Given request: Copy each line below that contains "ACCY".

Exercise materials:
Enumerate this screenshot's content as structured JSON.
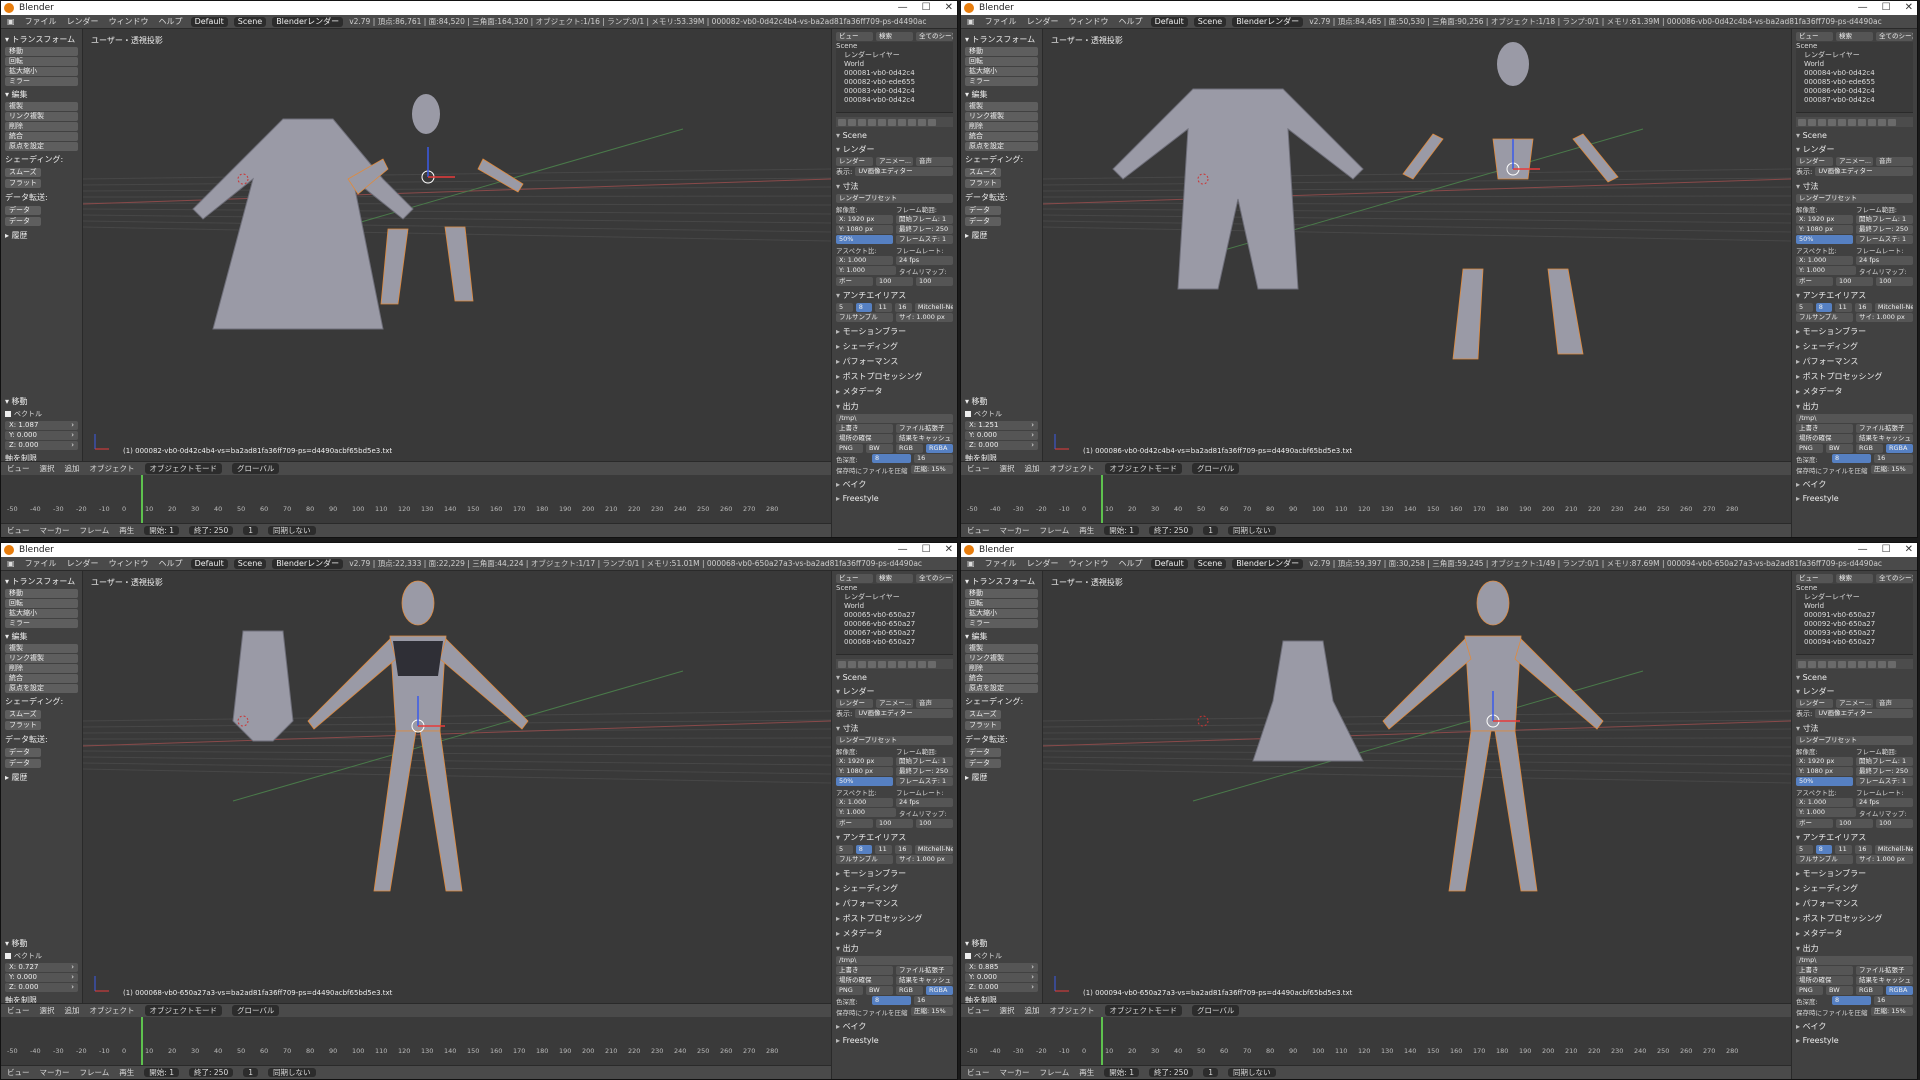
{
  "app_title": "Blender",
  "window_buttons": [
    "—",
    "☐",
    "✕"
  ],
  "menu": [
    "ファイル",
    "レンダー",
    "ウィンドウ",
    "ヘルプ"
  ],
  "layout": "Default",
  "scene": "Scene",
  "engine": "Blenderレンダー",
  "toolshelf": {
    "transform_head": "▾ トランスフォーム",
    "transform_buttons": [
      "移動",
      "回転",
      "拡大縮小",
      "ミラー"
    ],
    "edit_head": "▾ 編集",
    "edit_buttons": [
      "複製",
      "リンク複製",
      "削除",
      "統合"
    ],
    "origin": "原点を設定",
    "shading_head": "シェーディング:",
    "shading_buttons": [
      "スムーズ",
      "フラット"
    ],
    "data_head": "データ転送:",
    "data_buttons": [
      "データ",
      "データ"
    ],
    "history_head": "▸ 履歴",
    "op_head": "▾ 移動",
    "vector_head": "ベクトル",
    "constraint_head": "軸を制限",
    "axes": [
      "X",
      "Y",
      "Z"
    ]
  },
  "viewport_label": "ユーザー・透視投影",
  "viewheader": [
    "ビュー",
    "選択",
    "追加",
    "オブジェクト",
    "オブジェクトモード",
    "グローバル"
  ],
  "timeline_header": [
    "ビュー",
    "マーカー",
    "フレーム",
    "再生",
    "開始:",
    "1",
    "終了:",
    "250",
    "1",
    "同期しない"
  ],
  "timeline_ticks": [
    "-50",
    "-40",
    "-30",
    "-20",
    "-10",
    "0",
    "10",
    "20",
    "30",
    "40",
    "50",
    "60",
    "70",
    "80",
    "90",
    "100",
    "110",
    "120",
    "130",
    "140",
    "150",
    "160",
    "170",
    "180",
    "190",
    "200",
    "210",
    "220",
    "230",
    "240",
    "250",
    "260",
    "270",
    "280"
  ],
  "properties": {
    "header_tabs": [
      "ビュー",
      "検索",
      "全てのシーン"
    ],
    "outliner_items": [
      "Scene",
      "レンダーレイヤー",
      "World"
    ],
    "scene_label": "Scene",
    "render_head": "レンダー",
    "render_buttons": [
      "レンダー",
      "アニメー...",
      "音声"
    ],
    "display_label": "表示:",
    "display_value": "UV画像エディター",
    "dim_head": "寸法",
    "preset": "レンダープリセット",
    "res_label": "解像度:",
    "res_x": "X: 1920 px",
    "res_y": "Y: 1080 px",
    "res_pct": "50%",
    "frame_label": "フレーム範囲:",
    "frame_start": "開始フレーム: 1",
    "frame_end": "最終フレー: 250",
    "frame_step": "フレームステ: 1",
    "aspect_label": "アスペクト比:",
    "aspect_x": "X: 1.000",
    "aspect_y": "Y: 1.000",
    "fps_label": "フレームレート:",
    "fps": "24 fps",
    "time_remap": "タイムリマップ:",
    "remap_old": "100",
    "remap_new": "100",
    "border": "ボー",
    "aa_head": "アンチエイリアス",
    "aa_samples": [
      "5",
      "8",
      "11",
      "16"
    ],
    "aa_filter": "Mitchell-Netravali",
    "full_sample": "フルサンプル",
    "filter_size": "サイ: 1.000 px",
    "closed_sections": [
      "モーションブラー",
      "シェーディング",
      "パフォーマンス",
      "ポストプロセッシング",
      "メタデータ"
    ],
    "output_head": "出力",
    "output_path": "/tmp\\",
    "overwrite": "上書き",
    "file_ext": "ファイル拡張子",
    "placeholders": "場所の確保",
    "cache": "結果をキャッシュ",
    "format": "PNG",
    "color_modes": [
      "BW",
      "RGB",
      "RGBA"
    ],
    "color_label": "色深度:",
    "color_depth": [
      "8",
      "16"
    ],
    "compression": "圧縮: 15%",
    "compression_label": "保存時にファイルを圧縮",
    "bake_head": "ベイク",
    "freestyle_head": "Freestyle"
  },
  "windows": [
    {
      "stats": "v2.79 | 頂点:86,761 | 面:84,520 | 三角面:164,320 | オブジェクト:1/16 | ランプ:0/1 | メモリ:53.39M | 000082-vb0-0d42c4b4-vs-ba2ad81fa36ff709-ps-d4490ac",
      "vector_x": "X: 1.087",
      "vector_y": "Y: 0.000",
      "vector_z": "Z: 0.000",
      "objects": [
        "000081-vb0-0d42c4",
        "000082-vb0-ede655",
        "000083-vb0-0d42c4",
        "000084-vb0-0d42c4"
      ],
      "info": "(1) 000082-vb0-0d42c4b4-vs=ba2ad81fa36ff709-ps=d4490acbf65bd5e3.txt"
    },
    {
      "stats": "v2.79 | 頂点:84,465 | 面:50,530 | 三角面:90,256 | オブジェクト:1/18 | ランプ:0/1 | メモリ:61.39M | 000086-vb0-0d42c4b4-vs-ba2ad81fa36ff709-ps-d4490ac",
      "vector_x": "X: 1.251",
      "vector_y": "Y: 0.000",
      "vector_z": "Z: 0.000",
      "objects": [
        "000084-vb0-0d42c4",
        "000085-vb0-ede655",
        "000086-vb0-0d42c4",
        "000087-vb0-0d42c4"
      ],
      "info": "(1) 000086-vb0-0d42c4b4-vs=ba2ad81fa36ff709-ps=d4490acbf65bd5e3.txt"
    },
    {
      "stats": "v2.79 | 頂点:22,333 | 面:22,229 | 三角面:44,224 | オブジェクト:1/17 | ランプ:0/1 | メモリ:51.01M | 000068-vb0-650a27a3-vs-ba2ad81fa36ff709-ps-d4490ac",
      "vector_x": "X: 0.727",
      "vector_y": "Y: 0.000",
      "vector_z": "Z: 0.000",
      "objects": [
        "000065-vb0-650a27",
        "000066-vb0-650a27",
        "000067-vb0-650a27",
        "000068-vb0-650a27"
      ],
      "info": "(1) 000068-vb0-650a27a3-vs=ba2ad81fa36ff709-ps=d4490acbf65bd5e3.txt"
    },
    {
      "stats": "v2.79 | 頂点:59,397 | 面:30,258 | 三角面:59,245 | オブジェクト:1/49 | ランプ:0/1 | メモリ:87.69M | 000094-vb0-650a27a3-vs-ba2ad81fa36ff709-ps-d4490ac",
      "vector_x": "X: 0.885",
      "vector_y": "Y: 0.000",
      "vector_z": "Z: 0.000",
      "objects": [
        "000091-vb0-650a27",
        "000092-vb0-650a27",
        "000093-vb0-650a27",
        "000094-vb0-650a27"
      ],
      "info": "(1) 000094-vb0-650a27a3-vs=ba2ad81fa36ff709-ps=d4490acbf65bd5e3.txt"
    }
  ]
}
---
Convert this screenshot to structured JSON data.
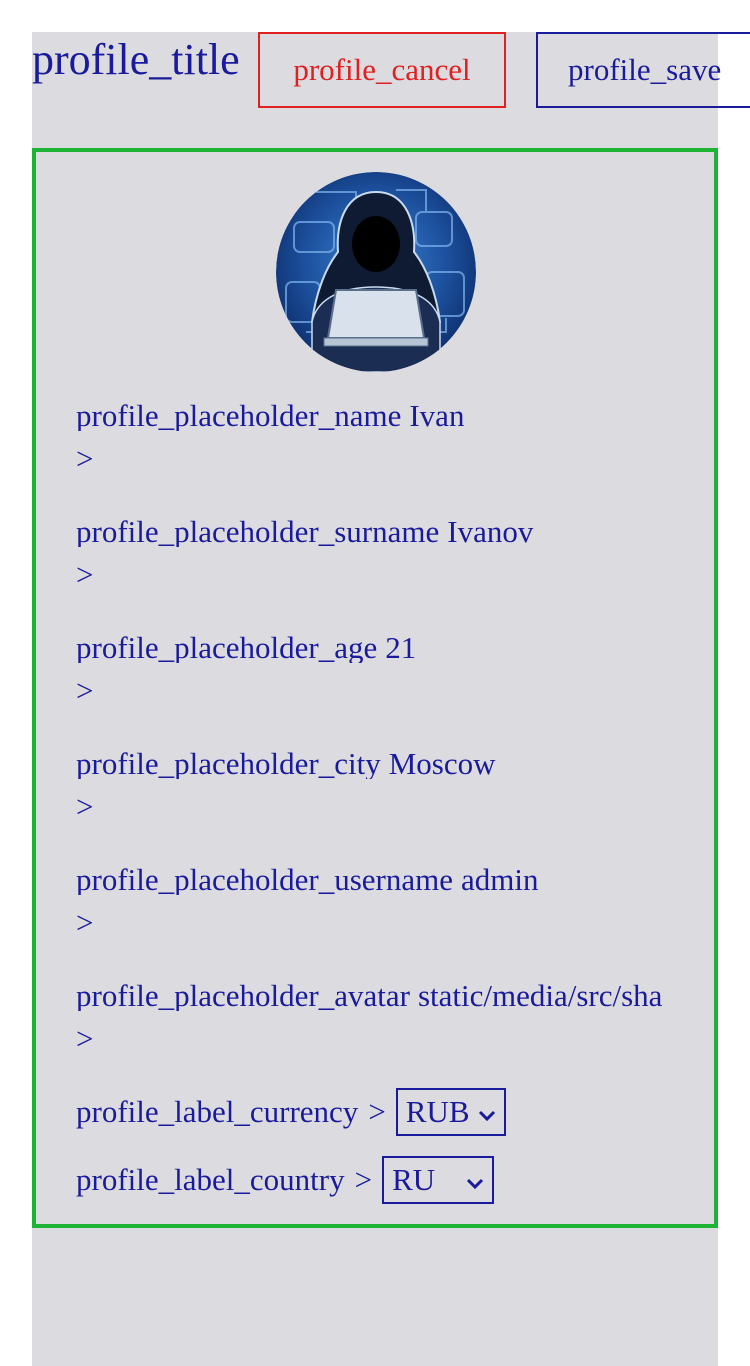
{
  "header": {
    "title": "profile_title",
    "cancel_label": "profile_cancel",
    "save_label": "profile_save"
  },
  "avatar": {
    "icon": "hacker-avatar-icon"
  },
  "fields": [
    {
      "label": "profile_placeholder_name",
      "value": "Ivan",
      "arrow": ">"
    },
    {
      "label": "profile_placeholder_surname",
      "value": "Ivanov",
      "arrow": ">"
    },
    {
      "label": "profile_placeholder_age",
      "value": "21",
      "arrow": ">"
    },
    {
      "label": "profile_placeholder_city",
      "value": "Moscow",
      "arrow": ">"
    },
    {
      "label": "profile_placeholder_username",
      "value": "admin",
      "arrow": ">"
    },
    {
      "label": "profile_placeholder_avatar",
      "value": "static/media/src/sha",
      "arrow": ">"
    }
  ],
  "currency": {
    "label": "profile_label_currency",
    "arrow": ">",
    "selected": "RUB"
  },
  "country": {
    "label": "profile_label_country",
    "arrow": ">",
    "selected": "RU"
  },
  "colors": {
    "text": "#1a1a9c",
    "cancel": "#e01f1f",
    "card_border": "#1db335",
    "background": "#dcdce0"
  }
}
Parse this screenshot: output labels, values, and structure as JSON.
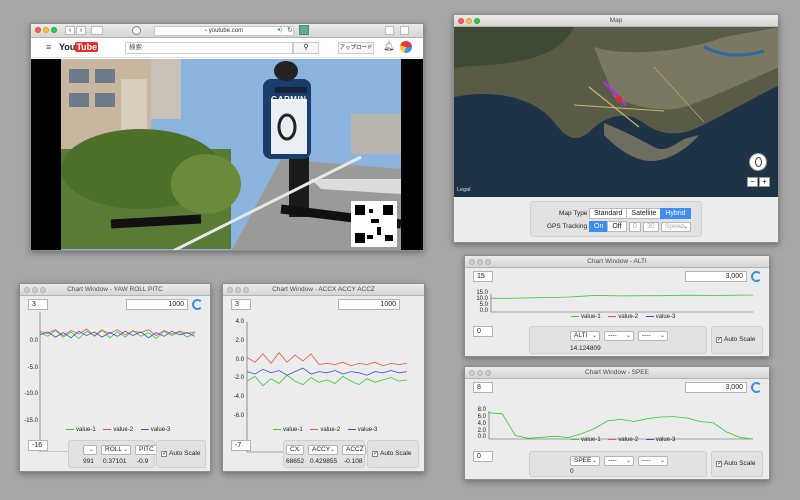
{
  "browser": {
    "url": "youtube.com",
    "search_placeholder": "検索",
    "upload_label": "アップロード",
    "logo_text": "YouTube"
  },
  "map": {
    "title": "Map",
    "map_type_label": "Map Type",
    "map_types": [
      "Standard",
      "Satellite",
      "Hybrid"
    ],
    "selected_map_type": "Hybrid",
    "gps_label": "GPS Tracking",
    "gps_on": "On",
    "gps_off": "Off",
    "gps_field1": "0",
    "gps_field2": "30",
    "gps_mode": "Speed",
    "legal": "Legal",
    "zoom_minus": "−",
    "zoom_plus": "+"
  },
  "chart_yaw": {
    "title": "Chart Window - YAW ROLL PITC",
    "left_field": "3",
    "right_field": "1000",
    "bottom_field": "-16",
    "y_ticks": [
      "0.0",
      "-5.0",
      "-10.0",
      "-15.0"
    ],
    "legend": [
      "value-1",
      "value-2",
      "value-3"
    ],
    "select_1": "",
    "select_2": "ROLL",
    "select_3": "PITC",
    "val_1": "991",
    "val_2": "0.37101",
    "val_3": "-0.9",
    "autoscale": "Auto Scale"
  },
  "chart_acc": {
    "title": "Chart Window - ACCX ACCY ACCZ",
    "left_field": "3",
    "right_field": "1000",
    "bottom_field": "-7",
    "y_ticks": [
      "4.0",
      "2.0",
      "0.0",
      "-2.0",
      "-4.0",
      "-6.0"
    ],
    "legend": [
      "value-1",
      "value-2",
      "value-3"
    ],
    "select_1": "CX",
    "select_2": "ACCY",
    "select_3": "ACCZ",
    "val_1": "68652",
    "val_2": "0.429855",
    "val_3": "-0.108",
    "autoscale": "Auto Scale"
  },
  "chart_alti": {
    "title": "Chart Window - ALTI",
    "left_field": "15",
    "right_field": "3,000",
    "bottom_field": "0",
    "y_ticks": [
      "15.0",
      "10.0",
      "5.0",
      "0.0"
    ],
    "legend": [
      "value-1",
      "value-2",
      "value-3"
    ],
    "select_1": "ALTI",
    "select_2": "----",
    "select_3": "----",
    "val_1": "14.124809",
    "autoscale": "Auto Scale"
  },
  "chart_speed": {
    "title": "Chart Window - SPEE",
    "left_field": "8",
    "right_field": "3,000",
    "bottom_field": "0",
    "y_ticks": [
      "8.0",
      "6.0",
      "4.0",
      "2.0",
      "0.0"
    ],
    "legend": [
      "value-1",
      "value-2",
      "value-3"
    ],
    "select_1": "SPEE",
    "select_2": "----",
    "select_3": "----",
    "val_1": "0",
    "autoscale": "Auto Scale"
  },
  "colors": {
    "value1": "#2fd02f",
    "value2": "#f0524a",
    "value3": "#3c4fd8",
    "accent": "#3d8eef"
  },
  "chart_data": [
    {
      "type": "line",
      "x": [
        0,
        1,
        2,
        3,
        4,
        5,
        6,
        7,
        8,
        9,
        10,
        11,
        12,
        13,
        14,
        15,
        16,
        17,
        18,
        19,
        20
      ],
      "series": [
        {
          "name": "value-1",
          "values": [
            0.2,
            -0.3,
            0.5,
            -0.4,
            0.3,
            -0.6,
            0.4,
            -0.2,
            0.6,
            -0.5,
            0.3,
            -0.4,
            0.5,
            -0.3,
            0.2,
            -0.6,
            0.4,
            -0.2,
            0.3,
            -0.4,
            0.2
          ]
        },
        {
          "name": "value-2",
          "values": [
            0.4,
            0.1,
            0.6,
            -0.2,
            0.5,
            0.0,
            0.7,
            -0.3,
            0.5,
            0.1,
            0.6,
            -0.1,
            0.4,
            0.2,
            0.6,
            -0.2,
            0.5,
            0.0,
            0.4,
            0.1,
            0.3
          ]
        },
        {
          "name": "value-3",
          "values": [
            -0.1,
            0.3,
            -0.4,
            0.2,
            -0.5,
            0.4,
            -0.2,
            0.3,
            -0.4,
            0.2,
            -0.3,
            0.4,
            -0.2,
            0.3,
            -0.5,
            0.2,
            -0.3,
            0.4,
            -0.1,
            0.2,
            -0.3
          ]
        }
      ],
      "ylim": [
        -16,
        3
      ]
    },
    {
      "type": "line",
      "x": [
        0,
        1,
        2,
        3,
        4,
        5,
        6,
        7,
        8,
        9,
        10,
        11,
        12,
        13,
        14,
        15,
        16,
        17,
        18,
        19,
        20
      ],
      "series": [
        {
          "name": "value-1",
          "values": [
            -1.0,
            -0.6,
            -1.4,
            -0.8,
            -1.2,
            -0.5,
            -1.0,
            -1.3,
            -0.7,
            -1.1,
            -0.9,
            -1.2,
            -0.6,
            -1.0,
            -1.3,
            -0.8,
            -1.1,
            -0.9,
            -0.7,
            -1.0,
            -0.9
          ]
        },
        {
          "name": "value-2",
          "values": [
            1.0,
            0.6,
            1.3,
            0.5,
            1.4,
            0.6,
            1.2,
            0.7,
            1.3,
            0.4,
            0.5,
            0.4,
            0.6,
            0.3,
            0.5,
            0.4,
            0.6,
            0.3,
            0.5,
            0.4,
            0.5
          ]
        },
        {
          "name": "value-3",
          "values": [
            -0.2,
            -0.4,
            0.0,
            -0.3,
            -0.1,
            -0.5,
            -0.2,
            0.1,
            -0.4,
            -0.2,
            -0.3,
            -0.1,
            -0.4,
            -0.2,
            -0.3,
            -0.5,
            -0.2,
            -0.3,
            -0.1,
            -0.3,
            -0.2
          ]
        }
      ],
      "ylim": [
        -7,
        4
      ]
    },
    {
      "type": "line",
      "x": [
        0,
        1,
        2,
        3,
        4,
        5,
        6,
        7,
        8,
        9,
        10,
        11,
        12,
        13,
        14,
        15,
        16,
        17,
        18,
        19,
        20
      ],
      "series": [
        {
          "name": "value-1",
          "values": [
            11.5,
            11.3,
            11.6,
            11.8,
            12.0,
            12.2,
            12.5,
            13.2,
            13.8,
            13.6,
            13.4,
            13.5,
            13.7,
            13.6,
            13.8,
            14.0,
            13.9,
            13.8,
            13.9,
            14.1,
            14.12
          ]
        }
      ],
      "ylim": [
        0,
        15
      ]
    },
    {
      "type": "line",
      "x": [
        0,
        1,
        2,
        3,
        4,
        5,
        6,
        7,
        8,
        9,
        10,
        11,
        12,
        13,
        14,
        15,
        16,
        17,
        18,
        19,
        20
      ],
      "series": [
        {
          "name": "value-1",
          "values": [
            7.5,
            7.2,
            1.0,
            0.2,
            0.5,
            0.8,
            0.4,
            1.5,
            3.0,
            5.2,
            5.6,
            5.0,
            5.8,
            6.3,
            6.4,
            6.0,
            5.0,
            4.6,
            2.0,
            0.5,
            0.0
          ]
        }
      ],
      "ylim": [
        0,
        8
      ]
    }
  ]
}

Answer to the problem:
    "title": "Chart Window - ACCX ACCY ACCZ",
    "select_2": "ACCY",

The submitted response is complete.